**GOAL**
Wherever the string "name" appears in the listing, copy that line.

**EXTRACTED ENTRIES**

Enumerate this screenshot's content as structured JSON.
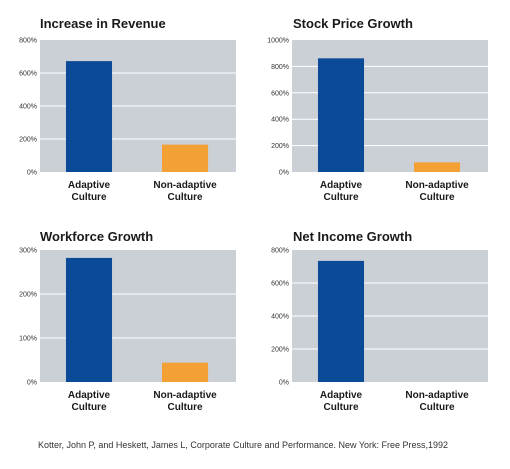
{
  "colors": {
    "plot_bg": "#cbd0d7",
    "grid": "#ffffff",
    "adaptive": "#0b4a96",
    "non_adaptive": "#f3a035"
  },
  "chart_data": [
    {
      "type": "bar",
      "title": "Increase in Revenue",
      "categories": [
        [
          "Adaptive",
          "Culture"
        ],
        [
          "Non-adaptive",
          "Culture"
        ]
      ],
      "values": [
        672,
        166
      ],
      "ylim": [
        0,
        800
      ],
      "yticks": [
        "0%",
        "200%",
        "400%",
        "600%",
        "800%"
      ],
      "grid": true
    },
    {
      "type": "bar",
      "title": "Stock Price Growth",
      "categories": [
        [
          "Adaptive",
          "Culture"
        ],
        [
          "Non-adaptive",
          "Culture"
        ]
      ],
      "values": [
        861,
        73
      ],
      "ylim": [
        0,
        1000
      ],
      "yticks": [
        "0%",
        "200%",
        "400%",
        "600%",
        "800%",
        "1000%"
      ],
      "grid": true
    },
    {
      "type": "bar",
      "title": "Workforce Growth",
      "categories": [
        [
          "Adaptive",
          "Culture"
        ],
        [
          "Non-adaptive",
          "Culture"
        ]
      ],
      "values": [
        282,
        44
      ],
      "ylim": [
        0,
        300
      ],
      "yticks": [
        "0%",
        "100%",
        "200%",
        "300%"
      ],
      "grid": true
    },
    {
      "type": "bar",
      "title": "Net Income Growth",
      "categories": [
        [
          "Adaptive",
          "Culture"
        ],
        [
          "Non-adaptive",
          "Culture"
        ]
      ],
      "values": [
        734,
        0
      ],
      "ylim": [
        0,
        800
      ],
      "yticks": [
        "0%",
        "200%",
        "400%",
        "600%",
        "800%"
      ],
      "grid": true
    }
  ],
  "citation": "Kotter, John P, and Heskett, James L, Corporate Culture and Performance. New York: Free Press,1992"
}
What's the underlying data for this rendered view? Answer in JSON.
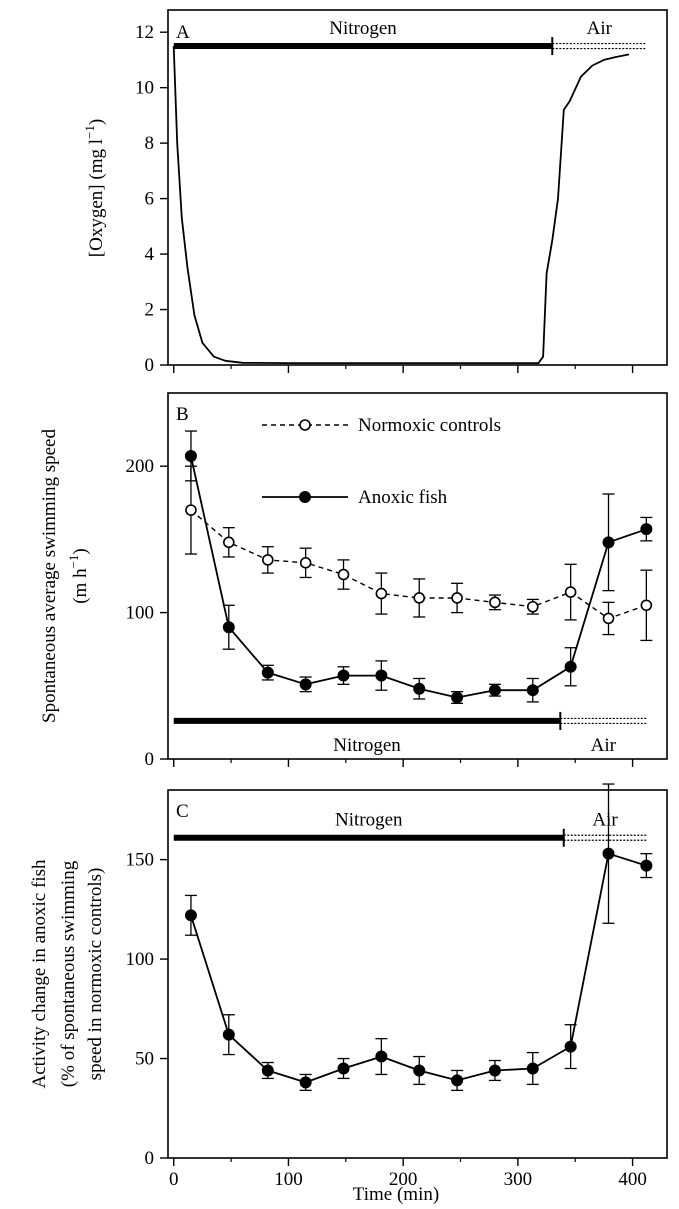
{
  "chart_data": [
    {
      "type": "line",
      "panel_letter": "A",
      "ylabel": "[Oxygen] (mg l",
      "ylabel_sup": "−1",
      "ylabel_end": ")",
      "ylim": [
        0,
        12.8
      ],
      "yticks": [
        0,
        2,
        4,
        6,
        8,
        10,
        12
      ],
      "xlim": [
        -5,
        430
      ],
      "series": [
        {
          "x": [
            0,
            3,
            7,
            12,
            18,
            25,
            35,
            45,
            60,
            100,
            150,
            200,
            250,
            300,
            318,
            322,
            325,
            330,
            335,
            340,
            345,
            355,
            365,
            375,
            385,
            397
          ],
          "y": [
            11.5,
            8.0,
            5.3,
            3.5,
            1.8,
            0.8,
            0.3,
            0.15,
            0.08,
            0.07,
            0.07,
            0.07,
            0.07,
            0.07,
            0.07,
            0.3,
            3.3,
            4.5,
            6.0,
            9.2,
            9.5,
            10.4,
            10.8,
            11.0,
            11.1,
            11.2
          ]
        }
      ],
      "bars": [
        {
          "label": "Nitrogen",
          "from": 0,
          "to": 330,
          "style": "solid"
        },
        {
          "label": "Air",
          "from": 330,
          "to": 412,
          "style": "dotted"
        }
      ],
      "bar_y": 11.5,
      "bar_labels_position": "above"
    },
    {
      "type": "line",
      "panel_letter": "B",
      "ylabel": "Spontaneous average swimming speed",
      "ylabel2": "(m h",
      "ylabel2_sup": "−1",
      "ylabel2_end": ")",
      "ylim": [
        0,
        250
      ],
      "yticks": [
        0,
        100,
        200
      ],
      "xlim": [
        -5,
        430
      ],
      "series": [
        {
          "name": "Normoxic controls",
          "style": "dashed-open",
          "x": [
            15,
            48,
            82,
            115,
            148,
            181,
            214,
            247,
            280,
            313,
            346,
            379,
            412
          ],
          "y": [
            170,
            148,
            136,
            134,
            126,
            113,
            110,
            110,
            107,
            104,
            114,
            96,
            105
          ],
          "err": [
            30,
            10,
            9,
            10,
            10,
            14,
            13,
            10,
            5,
            5,
            19,
            11,
            24
          ]
        },
        {
          "name": "Anoxic fish",
          "style": "solid-filled",
          "x": [
            15,
            48,
            82,
            115,
            148,
            181,
            214,
            247,
            280,
            313,
            346,
            379,
            412
          ],
          "y": [
            207,
            90,
            59,
            51,
            57,
            57,
            48,
            42,
            47,
            47,
            63,
            148,
            157
          ],
          "err": [
            17,
            15,
            5,
            5,
            6,
            10,
            7,
            4,
            4,
            8,
            13,
            33,
            8
          ]
        }
      ],
      "bars": [
        {
          "label": "Nitrogen",
          "from": 0,
          "to": 337,
          "style": "solid"
        },
        {
          "label": "Air",
          "from": 337,
          "to": 412,
          "style": "dotted"
        }
      ],
      "bar_y": 26,
      "bar_labels_position": "below"
    },
    {
      "type": "line",
      "panel_letter": "C",
      "ylabel": "Activity change in anoxic fish",
      "ylabel2": "(% of spontaneous swimming",
      "ylabel3": "speed in normoxic controls)",
      "xlabel": "Time (min)",
      "ylim": [
        0,
        185
      ],
      "yticks": [
        0,
        50,
        100,
        150
      ],
      "xlim": [
        -5,
        430
      ],
      "xticks": [
        0,
        100,
        200,
        300,
        400
      ],
      "series": [
        {
          "style": "solid-filled",
          "x": [
            15,
            48,
            82,
            115,
            148,
            181,
            214,
            247,
            280,
            313,
            346,
            379,
            412
          ],
          "y": [
            122,
            62,
            44,
            38,
            45,
            51,
            44,
            39,
            44,
            45,
            56,
            153,
            147
          ],
          "err": [
            10,
            10,
            4,
            4,
            5,
            9,
            7,
            5,
            5,
            8,
            11,
            35,
            6
          ]
        }
      ],
      "bars": [
        {
          "label": "Nitrogen",
          "from": 0,
          "to": 340,
          "style": "solid"
        },
        {
          "label": "Air",
          "from": 340,
          "to": 412,
          "style": "dotted"
        }
      ],
      "bar_y": 161,
      "bar_labels_position": "above"
    }
  ]
}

**THE SOLUTION**
          "name": "Normoxic controls",
          "name": "Anoxic fish",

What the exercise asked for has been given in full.